* Begin RECORDS *

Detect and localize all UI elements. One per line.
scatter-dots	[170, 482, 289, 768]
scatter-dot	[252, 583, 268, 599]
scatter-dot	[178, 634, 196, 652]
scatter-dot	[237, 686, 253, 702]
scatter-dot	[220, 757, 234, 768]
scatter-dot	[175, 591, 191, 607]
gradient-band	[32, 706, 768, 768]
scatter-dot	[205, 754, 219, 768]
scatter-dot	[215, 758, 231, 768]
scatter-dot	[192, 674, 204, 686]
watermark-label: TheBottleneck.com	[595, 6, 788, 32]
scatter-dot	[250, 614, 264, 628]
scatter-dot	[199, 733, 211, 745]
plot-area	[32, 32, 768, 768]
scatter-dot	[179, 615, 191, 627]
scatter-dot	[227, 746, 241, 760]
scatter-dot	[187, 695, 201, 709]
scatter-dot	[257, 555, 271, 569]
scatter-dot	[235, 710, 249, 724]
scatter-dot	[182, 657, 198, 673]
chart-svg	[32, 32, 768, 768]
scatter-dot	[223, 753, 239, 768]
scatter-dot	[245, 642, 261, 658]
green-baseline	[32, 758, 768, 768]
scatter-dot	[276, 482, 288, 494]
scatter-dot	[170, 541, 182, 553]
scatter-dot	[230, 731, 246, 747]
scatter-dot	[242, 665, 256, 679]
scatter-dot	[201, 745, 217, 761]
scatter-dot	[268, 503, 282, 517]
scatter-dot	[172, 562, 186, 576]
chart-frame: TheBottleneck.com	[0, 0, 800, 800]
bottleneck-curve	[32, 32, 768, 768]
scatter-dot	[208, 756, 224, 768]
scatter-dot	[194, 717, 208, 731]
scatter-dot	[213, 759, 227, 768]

* End RECORDS *

(PROBLEM DETAILS):
Copy out every line of the records above, keeping each one identical to the original.

(SOLUTION):
Detect and localize all UI elements. One per line.
scatter-dots	[170, 482, 289, 768]
scatter-dot	[252, 583, 268, 599]
scatter-dot	[178, 634, 196, 652]
scatter-dot	[237, 686, 253, 702]
scatter-dot	[220, 757, 234, 768]
scatter-dot	[175, 591, 191, 607]
gradient-band	[32, 706, 768, 768]
scatter-dot	[205, 754, 219, 768]
scatter-dot	[215, 758, 231, 768]
scatter-dot	[192, 674, 204, 686]
watermark-label: TheBottleneck.com	[595, 6, 788, 32]
scatter-dot	[250, 614, 264, 628]
scatter-dot	[199, 733, 211, 745]
plot-area	[32, 32, 768, 768]
scatter-dot	[179, 615, 191, 627]
scatter-dot	[227, 746, 241, 760]
scatter-dot	[187, 695, 201, 709]
scatter-dot	[257, 555, 271, 569]
scatter-dot	[235, 710, 249, 724]
scatter-dot	[182, 657, 198, 673]
chart-svg	[32, 32, 768, 768]
scatter-dot	[223, 753, 239, 768]
scatter-dot	[245, 642, 261, 658]
green-baseline	[32, 758, 768, 768]
scatter-dot	[276, 482, 288, 494]
scatter-dot	[170, 541, 182, 553]
scatter-dot	[230, 731, 246, 747]
scatter-dot	[242, 665, 256, 679]
scatter-dot	[201, 745, 217, 761]
scatter-dot	[268, 503, 282, 517]
scatter-dot	[172, 562, 186, 576]
chart-frame: TheBottleneck.com	[0, 0, 800, 800]
bottleneck-curve	[32, 32, 768, 768]
scatter-dot	[208, 756, 224, 768]
scatter-dot	[194, 717, 208, 731]
scatter-dot	[213, 759, 227, 768]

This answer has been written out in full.